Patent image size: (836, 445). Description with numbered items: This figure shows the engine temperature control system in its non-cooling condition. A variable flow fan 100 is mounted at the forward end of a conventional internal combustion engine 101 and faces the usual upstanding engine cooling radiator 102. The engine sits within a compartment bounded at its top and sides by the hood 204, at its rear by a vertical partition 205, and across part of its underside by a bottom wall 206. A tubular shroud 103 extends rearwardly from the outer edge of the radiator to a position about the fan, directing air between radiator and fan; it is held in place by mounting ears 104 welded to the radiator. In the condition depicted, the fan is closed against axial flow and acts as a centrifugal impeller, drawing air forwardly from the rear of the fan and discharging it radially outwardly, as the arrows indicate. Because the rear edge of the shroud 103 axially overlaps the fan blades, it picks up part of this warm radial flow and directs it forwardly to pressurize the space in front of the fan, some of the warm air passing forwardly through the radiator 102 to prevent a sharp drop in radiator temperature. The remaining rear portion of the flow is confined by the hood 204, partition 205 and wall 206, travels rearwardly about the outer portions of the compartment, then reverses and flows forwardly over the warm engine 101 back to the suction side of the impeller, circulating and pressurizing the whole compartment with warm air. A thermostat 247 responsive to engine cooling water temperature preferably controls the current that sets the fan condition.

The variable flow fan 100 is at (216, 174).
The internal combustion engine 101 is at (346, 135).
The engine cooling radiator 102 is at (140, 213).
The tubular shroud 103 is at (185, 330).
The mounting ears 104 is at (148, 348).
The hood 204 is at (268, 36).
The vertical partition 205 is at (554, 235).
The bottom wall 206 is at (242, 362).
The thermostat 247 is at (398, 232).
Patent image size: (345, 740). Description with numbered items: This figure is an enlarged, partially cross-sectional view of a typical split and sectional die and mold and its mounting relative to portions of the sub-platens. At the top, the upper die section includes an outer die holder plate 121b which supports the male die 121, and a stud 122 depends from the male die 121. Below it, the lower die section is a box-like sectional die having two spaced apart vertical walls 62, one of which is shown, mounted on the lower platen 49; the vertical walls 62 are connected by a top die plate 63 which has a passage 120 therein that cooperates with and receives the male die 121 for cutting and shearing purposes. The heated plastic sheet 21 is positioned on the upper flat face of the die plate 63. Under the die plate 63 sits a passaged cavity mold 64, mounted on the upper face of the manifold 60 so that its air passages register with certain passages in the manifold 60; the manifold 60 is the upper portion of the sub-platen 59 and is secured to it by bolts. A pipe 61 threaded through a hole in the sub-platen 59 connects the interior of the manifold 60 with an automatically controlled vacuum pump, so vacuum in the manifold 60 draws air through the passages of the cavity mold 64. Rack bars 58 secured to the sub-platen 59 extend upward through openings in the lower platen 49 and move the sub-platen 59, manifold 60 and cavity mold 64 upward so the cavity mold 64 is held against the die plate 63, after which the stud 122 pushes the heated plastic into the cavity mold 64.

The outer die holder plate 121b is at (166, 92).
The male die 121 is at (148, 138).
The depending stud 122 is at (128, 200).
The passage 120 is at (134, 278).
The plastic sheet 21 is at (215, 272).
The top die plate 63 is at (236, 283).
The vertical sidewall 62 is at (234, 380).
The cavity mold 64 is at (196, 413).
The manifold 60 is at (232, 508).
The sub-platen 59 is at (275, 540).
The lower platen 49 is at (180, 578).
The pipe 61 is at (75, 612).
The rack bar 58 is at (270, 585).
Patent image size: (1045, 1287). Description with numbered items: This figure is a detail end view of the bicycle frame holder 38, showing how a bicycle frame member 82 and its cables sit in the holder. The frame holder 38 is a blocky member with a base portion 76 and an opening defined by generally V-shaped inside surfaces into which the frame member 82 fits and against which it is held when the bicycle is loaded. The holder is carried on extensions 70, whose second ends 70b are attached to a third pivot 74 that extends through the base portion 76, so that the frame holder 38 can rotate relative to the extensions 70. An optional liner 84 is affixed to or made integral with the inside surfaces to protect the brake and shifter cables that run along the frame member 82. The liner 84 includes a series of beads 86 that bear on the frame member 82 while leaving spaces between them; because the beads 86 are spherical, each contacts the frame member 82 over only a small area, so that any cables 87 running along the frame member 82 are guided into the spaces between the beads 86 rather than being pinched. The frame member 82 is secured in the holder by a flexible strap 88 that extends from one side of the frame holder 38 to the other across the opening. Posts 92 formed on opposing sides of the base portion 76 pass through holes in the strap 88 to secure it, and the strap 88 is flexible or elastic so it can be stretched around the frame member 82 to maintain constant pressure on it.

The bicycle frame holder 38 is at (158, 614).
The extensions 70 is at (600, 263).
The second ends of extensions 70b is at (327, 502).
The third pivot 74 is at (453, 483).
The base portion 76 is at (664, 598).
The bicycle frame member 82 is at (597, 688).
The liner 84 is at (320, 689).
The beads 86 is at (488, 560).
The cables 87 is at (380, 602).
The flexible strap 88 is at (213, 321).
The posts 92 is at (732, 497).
------
> [SHORT TASK]: Rewrite every one of the rows above, putting "Drawing dimensions" in place of each "Patent image size". Leave every other word unchanged.

> [FULL SOLUTION]:
Drawing dimensions: (836, 445). Description with numbered items: This figure shows the engine temperature control system in its non-cooling condition. A variable flow fan 100 is mounted at the forward end of a conventional internal combustion engine 101 and faces the usual upstanding engine cooling radiator 102. The engine sits within a compartment bounded at its top and sides by the hood 204, at its rear by a vertical partition 205, and across part of its underside by a bottom wall 206. A tubular shroud 103 extends rearwardly from the outer edge of the radiator to a position about the fan, directing air between radiator and fan; it is held in place by mounting ears 104 welded to the radiator. In the condition depicted, the fan is closed against axial flow and acts as a centrifugal impeller, drawing air forwardly from the rear of the fan and discharging it radially outwardly, as the arrows indicate. Because the rear edge of the shroud 103 axially overlaps the fan blades, it picks up part of this warm radial flow and directs it forwardly to pressurize the space in front of the fan, some of the warm air passing forwardly through the radiator 102 to prevent a sharp drop in radiator temperature. The remaining rear portion of the flow is confined by the hood 204, partition 205 and wall 206, travels rearwardly about the outer portions of the compartment, then reverses and flows forwardly over the warm engine 101 back to the suction side of the impeller, circulating and pressurizing the whole compartment with warm air. A thermostat 247 responsive to engine cooling water temperature preferably controls the current that sets the fan condition.

The variable flow fan 100 is at (216, 174).
The internal combustion engine 101 is at (346, 135).
The engine cooling radiator 102 is at (140, 213).
The tubular shroud 103 is at (185, 330).
The mounting ears 104 is at (148, 348).
The hood 204 is at (268, 36).
The vertical partition 205 is at (554, 235).
The bottom wall 206 is at (242, 362).
The thermostat 247 is at (398, 232).
Drawing dimensions: (345, 740). Description with numbered items: This figure is an enlarged, partially cross-sectional view of a typical split and sectional die and mold and its mounting relative to portions of the sub-platens. At the top, the upper die section includes an outer die holder plate 121b which supports the male die 121, and a stud 122 depends from the male die 121. Below it, the lower die section is a box-like sectional die having two spaced apart vertical walls 62, one of which is shown, mounted on the lower platen 49; the vertical walls 62 are connected by a top die plate 63 which has a passage 120 therein that cooperates with and receives the male die 121 for cutting and shearing purposes. The heated plastic sheet 21 is positioned on the upper flat face of the die plate 63. Under the die plate 63 sits a passaged cavity mold 64, mounted on the upper face of the manifold 60 so that its air passages register with certain passages in the manifold 60; the manifold 60 is the upper portion of the sub-platen 59 and is secured to it by bolts. A pipe 61 threaded through a hole in the sub-platen 59 connects the interior of the manifold 60 with an automatically controlled vacuum pump, so vacuum in the manifold 60 draws air through the passages of the cavity mold 64. Rack bars 58 secured to the sub-platen 59 extend upward through openings in the lower platen 49 and move the sub-platen 59, manifold 60 and cavity mold 64 upward so the cavity mold 64 is held against the die plate 63, after which the stud 122 pushes the heated plastic into the cavity mold 64.

The outer die holder plate 121b is at (166, 92).
The male die 121 is at (148, 138).
The depending stud 122 is at (128, 200).
The passage 120 is at (134, 278).
The plastic sheet 21 is at (215, 272).
The top die plate 63 is at (236, 283).
The vertical sidewall 62 is at (234, 380).
The cavity mold 64 is at (196, 413).
The manifold 60 is at (232, 508).
The sub-platen 59 is at (275, 540).
The lower platen 49 is at (180, 578).
The pipe 61 is at (75, 612).
The rack bar 58 is at (270, 585).
Drawing dimensions: (1045, 1287). Description with numbered items: This figure is a detail end view of the bicycle frame holder 38, showing how a bicycle frame member 82 and its cables sit in the holder. The frame holder 38 is a blocky member with a base portion 76 and an opening defined by generally V-shaped inside surfaces into which the frame member 82 fits and against which it is held when the bicycle is loaded. The holder is carried on extensions 70, whose second ends 70b are attached to a third pivot 74 that extends through the base portion 76, so that the frame holder 38 can rotate relative to the extensions 70. An optional liner 84 is affixed to or made integral with the inside surfaces to protect the brake and shifter cables that run along the frame member 82. The liner 84 includes a series of beads 86 that bear on the frame member 82 while leaving spaces between them; because the beads 86 are spherical, each contacts the frame member 82 over only a small area, so that any cables 87 running along the frame member 82 are guided into the spaces between the beads 86 rather than being pinched. The frame member 82 is secured in the holder by a flexible strap 88 that extends from one side of the frame holder 38 to the other across the opening. Posts 92 formed on opposing sides of the base portion 76 pass through holes in the strap 88 to secure it, and the strap 88 is flexible or elastic so it can be stretched around the frame member 82 to maintain constant pressure on it.

The bicycle frame holder 38 is at (158, 614).
The extensions 70 is at (600, 263).
The second ends of extensions 70b is at (327, 502).
The third pivot 74 is at (453, 483).
The base portion 76 is at (664, 598).
The bicycle frame member 82 is at (597, 688).
The liner 84 is at (320, 689).
The beads 86 is at (488, 560).
The cables 87 is at (380, 602).
The flexible strap 88 is at (213, 321).
The posts 92 is at (732, 497).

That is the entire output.